Dataset rows:
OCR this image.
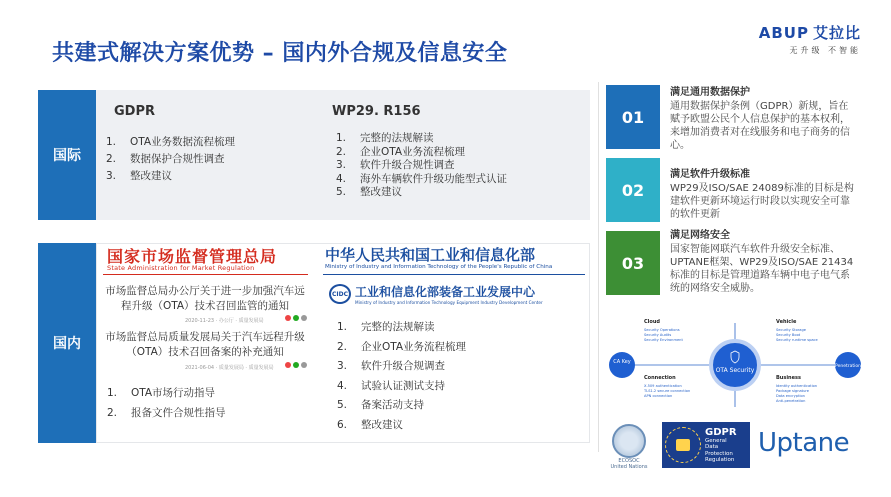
共建式解决方案优势 – 国内外合规及信息安全
ABUP 艾拉比
无升级 不智能
国际
GDPR
1.	OTA业务数据流程梳理
2.	数据保护合规性调查
3.	整改建议
WP29. R156
1.	完整的法规解读
2.	企业OTA业务流程梳理
3.	软件升级合规性调查
4.	海外车辆软件升级功能型式认证
5.	整改建议
国内
国家市场监督管理总局
State Administration for Market Regulation
中华人民共和国工业和信息化部
Ministry of Industry and Information Technology of the People's Republic of China
市场监督总局办公厅关于进一步加强汽车远程升级（OTA）技术召回监管的通知
2020-11-23 · 办公厅 · 质量发展局
市场监督总局质量发展局关于汽车远程升级（OTA）技术召回备案的补充通知
2021-06-04 · 质量发展局 · 质量发展局
1.	OTA市场行动指导
2.	报备文件合规性指导
CIDC 工业和信息化部装备工业发展中心
Ministry of Industry and Information Technology Equipment Industry Development Center
1.	完整的法规解读
2.	企业OTA业务流程梳理
3.	软件升级合规调查
4.	试验认证测试支持
5.	备案活动支持
6.	整改建议
01
满足通用数据保护
通用数据保护条例（GDPR）新规，旨在赋予欧盟公民个人信息保护的基本权利，来增加消费者对在线服务和电子商务的信心。
02
满足软件升级标准
WP29及ISO/SAE 24089标准的目标是构建软件更新环境运行时段以实现安全可靠的软件更新
03
满足网络安全
国家智能网联汽车软件升级安全标准、UPTANE框架、WP29及ISO/SAE 21434标准的目标是管理道路车辆中电子电气系统的网络安全威胁。
CA Key
Penetration
OTA Security
Cloud
Security Operations
Security Audits
Security Environment
Vehicle
Security Storage
Security Boot
Security runtime space
Connection
X.509 authentication
TLS1.2 secure connection
APN connection
Business
Identity authentication
Package signature
Data encryption
Anti-penetration
ECOSOC
United Nations
GDPR
General
Data
Protection
Regulation
Uptane
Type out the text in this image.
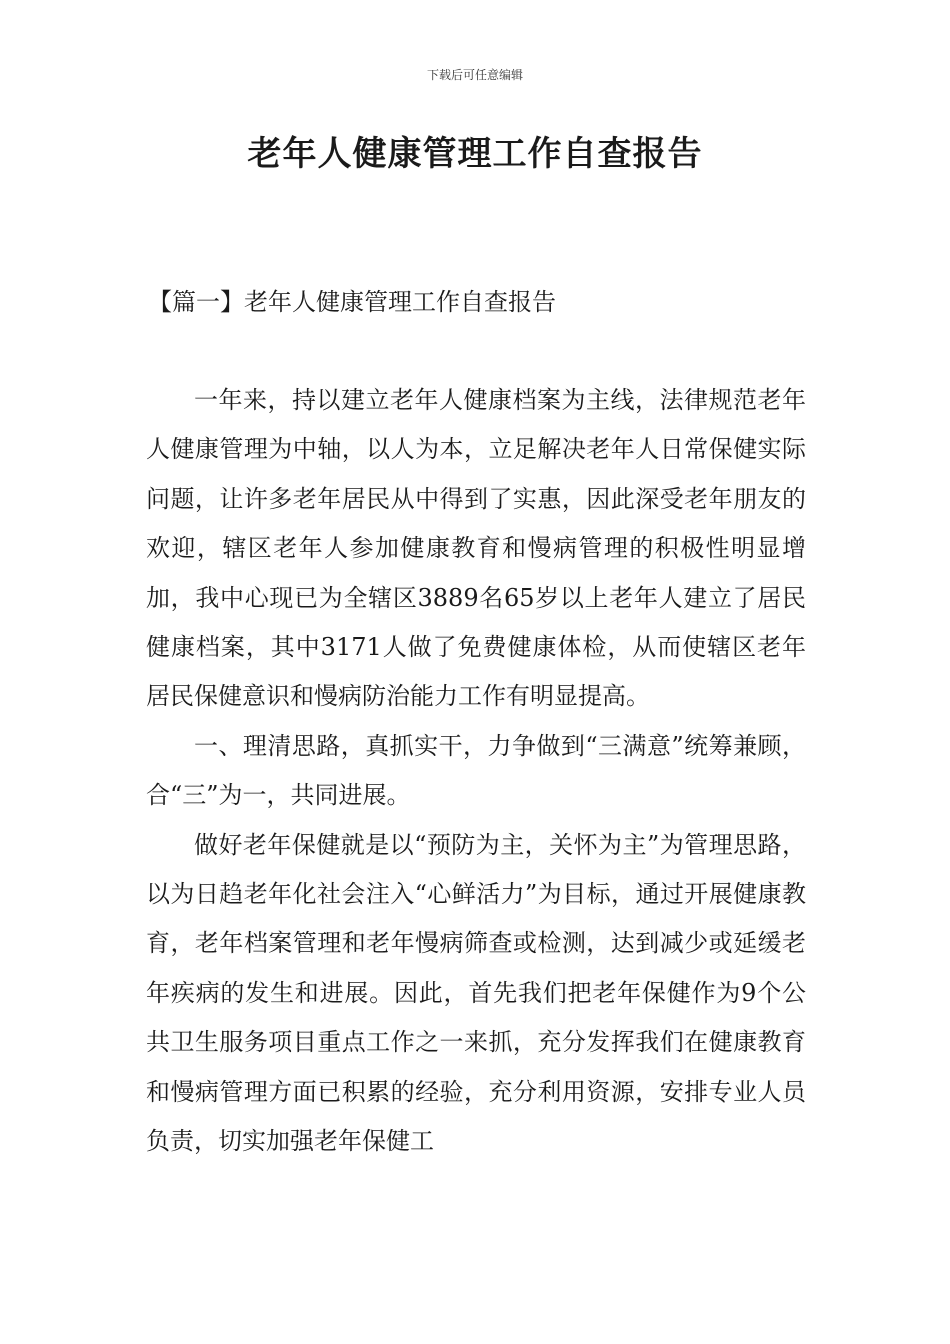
下载后可任意编辑
老年人健康管理工作自查报告
【篇一】老年人健康管理工作自查报告

一年来，持以建立老年人健康档案为主线，法律规范老年人健康管理为中轴，以人为本，立足解决老年人日常保健实际问题，让许多老年居民从中得到了实惠，因此深受老年朋友的欢迎，辖区老年人参加健康教育和慢病管理的积极性明显增加，我中心现已为全辖区3889名65岁以上老年人建立了居民健康档案，其中3171人做了免费健康体检，从而使辖区老年居民保健意识和慢病防治能力工作有明显提高。

一、理清思路，真抓实干，力争做到“三满意”统筹兼顾，合“三”为一，共同进展。

做好老年保健就是以“预防为主，关怀为主”为管理思路，以为日趋老年化社会注入“心鲜活力”为目标，通过开展健康教育，老年档案管理和老年慢病筛查或检测，达到减少或延缓老年疾病的发生和进展。因此，首先我们把老年保健作为9个公共卫生服务项目重点工作之一来抓，充分发挥我们在健康教育和慢病管理方面已积累的经验，充分利用资源，安排专业人员负责，切实加强老年保健工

### Direction
Identify each line in the records above that contains the word "Regulation", and copy it out in full.

### Problem solution
State Administration for Market Regulation
Regulation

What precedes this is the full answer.